Records follow. Pull out every line that contains "surface".
* begin *
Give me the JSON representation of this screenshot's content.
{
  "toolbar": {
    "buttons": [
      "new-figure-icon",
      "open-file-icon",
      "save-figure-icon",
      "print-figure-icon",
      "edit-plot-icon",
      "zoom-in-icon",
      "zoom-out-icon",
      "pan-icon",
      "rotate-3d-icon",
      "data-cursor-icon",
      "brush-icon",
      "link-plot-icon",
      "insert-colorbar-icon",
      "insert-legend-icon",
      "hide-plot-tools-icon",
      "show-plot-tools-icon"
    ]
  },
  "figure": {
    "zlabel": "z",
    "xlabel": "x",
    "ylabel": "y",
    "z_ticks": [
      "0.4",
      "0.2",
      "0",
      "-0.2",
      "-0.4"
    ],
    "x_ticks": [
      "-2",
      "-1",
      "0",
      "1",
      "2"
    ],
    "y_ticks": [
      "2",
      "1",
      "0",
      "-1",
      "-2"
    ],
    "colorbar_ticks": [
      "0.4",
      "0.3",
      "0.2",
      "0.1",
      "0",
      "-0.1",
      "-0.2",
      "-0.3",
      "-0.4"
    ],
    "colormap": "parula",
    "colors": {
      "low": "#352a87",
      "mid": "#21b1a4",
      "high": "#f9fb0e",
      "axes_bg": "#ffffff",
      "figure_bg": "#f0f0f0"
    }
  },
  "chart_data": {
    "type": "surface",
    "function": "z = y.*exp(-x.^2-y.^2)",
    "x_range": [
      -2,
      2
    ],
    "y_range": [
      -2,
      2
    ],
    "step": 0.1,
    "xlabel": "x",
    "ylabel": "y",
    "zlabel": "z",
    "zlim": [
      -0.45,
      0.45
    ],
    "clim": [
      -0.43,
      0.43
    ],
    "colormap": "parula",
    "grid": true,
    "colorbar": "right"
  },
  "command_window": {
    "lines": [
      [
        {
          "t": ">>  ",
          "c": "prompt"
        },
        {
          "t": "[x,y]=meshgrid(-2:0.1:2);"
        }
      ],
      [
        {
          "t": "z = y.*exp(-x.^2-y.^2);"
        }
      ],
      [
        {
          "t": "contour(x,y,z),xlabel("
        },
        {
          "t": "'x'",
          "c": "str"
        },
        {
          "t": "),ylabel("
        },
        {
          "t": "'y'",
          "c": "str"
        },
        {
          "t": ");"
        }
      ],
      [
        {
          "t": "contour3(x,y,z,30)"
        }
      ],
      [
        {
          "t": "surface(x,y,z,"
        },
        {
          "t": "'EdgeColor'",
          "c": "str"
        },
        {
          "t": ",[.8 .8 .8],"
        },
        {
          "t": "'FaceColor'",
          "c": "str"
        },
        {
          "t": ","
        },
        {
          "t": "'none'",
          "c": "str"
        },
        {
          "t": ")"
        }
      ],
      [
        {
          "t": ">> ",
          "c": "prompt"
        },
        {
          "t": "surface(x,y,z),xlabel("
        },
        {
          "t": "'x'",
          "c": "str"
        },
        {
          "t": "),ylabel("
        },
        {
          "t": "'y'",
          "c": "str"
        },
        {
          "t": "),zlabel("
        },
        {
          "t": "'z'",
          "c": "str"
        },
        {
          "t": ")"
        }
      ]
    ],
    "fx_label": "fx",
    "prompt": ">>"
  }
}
* end *
#### [Problem solution]
    "type": "surface",
          "t": "surface(x,y,z,"
          "t": "surface(x,y,z),xlabel("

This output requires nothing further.